> **Your instructions**:
Find how many lines hold the word "this". Give only the number.

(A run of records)
◆ ◆ ◆ ◆ ◆
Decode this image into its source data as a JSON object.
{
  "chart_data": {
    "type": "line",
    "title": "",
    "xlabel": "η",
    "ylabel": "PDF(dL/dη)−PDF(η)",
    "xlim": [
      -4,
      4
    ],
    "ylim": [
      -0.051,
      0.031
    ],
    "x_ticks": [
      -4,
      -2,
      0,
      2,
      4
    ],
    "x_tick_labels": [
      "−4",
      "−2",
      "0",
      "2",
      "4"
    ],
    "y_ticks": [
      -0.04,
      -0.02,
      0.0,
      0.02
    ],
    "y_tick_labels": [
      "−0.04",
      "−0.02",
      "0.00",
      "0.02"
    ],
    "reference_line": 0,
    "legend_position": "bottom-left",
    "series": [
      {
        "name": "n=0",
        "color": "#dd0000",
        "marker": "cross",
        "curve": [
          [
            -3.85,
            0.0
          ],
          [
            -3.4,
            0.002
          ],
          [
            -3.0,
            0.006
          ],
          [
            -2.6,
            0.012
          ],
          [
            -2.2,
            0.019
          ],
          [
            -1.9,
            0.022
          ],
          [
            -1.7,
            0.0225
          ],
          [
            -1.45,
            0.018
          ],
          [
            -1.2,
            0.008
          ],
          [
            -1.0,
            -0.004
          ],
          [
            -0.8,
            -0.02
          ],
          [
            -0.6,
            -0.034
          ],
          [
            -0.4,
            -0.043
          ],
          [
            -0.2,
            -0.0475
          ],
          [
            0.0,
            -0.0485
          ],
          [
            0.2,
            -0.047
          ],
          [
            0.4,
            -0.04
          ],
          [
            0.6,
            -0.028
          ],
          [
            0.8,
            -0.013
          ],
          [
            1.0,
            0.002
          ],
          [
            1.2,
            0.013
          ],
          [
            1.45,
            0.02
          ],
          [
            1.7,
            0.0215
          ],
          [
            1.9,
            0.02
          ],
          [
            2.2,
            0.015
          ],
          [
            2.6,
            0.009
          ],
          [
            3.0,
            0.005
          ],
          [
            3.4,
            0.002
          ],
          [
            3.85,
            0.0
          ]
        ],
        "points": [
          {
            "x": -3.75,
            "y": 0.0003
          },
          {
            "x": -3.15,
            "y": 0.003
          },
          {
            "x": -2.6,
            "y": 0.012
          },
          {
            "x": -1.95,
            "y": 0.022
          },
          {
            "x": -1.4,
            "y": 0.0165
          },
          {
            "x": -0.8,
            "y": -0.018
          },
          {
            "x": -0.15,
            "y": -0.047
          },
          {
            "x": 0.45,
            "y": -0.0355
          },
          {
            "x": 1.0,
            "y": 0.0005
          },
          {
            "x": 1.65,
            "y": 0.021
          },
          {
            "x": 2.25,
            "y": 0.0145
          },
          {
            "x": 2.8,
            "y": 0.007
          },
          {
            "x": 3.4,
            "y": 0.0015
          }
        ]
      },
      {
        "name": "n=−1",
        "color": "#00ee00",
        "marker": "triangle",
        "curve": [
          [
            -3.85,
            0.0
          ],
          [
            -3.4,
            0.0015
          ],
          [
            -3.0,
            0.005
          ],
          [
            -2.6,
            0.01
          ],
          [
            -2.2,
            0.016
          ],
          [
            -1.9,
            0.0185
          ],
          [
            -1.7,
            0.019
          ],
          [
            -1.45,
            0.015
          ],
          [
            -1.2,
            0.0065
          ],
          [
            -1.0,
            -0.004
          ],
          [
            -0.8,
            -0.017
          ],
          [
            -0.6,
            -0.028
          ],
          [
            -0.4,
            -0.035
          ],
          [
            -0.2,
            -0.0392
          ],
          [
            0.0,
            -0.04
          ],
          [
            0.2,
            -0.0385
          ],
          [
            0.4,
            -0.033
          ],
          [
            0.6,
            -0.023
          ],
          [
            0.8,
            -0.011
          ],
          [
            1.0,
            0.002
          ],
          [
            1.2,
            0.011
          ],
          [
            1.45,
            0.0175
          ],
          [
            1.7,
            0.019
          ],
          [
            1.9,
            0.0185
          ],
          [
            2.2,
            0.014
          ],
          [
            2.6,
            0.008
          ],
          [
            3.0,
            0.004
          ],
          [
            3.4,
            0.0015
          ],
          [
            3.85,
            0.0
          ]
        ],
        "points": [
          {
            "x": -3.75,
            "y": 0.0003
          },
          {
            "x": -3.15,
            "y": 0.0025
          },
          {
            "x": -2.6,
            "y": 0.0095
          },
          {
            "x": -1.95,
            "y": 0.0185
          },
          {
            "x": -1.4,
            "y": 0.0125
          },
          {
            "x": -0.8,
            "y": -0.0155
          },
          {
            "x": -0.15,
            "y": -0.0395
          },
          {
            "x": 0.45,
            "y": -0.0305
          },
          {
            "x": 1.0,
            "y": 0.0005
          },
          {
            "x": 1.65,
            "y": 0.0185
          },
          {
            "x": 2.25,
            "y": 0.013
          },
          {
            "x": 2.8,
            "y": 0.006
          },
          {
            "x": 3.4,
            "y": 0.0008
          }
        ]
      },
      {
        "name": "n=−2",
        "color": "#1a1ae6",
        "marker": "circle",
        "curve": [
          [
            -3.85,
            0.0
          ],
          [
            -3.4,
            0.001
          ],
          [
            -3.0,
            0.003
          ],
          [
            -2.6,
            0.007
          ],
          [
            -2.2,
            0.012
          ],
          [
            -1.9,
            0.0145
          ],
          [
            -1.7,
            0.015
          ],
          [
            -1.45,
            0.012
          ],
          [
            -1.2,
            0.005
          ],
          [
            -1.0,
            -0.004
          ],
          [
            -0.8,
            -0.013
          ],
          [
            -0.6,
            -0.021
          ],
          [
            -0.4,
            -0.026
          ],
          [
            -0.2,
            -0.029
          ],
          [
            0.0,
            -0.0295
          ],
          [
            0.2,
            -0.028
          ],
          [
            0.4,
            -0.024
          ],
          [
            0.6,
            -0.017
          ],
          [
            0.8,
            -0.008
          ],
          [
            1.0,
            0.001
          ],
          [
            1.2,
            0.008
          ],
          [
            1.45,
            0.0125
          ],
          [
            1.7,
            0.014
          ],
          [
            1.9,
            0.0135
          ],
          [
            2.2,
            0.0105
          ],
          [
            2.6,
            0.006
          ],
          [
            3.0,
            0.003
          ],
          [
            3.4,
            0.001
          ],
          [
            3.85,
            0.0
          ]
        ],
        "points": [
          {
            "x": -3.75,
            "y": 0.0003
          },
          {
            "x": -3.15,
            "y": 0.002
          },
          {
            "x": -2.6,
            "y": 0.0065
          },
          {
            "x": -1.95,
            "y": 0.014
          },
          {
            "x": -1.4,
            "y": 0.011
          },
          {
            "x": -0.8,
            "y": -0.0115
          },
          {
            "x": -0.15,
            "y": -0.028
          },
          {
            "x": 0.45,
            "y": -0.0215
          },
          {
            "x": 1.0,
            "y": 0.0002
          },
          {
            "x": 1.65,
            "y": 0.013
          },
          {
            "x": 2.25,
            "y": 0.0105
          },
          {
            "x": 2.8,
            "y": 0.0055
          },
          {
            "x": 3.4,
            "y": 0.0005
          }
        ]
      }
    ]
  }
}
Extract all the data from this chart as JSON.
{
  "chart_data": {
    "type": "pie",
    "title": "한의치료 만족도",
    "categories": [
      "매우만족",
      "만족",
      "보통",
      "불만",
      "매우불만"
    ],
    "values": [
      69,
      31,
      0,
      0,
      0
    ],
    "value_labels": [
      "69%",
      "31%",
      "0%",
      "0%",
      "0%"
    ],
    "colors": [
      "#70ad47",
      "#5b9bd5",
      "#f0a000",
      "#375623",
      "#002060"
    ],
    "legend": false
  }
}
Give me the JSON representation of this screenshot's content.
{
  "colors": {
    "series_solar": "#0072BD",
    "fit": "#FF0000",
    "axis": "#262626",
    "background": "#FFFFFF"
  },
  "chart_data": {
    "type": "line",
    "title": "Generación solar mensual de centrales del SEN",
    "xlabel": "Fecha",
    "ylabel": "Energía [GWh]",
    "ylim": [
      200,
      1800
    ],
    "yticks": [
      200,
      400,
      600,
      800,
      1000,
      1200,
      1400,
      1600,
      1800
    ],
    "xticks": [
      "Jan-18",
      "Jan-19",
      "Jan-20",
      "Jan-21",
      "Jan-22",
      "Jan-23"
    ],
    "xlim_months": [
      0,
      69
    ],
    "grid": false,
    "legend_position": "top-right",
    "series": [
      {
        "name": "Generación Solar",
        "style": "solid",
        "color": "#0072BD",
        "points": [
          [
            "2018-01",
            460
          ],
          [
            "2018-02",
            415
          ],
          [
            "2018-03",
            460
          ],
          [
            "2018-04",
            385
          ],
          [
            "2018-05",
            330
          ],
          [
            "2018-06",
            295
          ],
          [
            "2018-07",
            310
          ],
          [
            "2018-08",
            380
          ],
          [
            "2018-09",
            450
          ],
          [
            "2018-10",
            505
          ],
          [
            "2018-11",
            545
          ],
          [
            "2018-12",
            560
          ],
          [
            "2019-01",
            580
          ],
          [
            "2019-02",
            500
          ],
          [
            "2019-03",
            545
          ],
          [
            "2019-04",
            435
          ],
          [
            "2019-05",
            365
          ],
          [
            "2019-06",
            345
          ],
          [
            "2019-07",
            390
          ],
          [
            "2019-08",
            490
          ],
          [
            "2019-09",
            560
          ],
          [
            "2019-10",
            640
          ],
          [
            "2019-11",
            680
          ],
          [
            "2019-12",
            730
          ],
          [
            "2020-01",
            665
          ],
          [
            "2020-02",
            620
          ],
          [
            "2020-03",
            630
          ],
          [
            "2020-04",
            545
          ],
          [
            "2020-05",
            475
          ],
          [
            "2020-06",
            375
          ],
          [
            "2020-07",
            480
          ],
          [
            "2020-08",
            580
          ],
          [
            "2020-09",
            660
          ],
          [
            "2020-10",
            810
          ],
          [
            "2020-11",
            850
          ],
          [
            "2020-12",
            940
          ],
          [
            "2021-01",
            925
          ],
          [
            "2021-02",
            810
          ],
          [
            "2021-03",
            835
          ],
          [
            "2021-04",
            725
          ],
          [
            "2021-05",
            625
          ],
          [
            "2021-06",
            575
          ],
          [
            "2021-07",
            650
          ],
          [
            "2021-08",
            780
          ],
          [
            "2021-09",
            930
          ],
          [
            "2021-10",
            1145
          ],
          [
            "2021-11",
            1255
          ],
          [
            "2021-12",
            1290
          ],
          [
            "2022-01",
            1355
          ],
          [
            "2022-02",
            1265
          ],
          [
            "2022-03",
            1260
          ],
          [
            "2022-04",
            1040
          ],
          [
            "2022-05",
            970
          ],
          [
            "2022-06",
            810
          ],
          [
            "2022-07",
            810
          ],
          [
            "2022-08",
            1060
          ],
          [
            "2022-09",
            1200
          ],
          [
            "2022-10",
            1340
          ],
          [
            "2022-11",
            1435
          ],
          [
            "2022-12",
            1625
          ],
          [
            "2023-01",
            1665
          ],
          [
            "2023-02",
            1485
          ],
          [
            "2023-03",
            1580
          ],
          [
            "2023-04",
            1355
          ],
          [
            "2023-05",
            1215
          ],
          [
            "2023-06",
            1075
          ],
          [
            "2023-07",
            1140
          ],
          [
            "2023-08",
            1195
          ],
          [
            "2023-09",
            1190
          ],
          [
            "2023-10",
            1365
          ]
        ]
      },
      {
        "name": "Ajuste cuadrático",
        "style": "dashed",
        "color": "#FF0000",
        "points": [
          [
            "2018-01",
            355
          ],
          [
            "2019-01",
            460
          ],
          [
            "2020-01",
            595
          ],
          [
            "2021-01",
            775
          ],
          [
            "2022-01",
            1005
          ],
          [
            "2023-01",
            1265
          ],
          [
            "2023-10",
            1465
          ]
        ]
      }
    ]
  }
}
◆ ◆ ◆ ◆ ◆
> **Task answer**:
3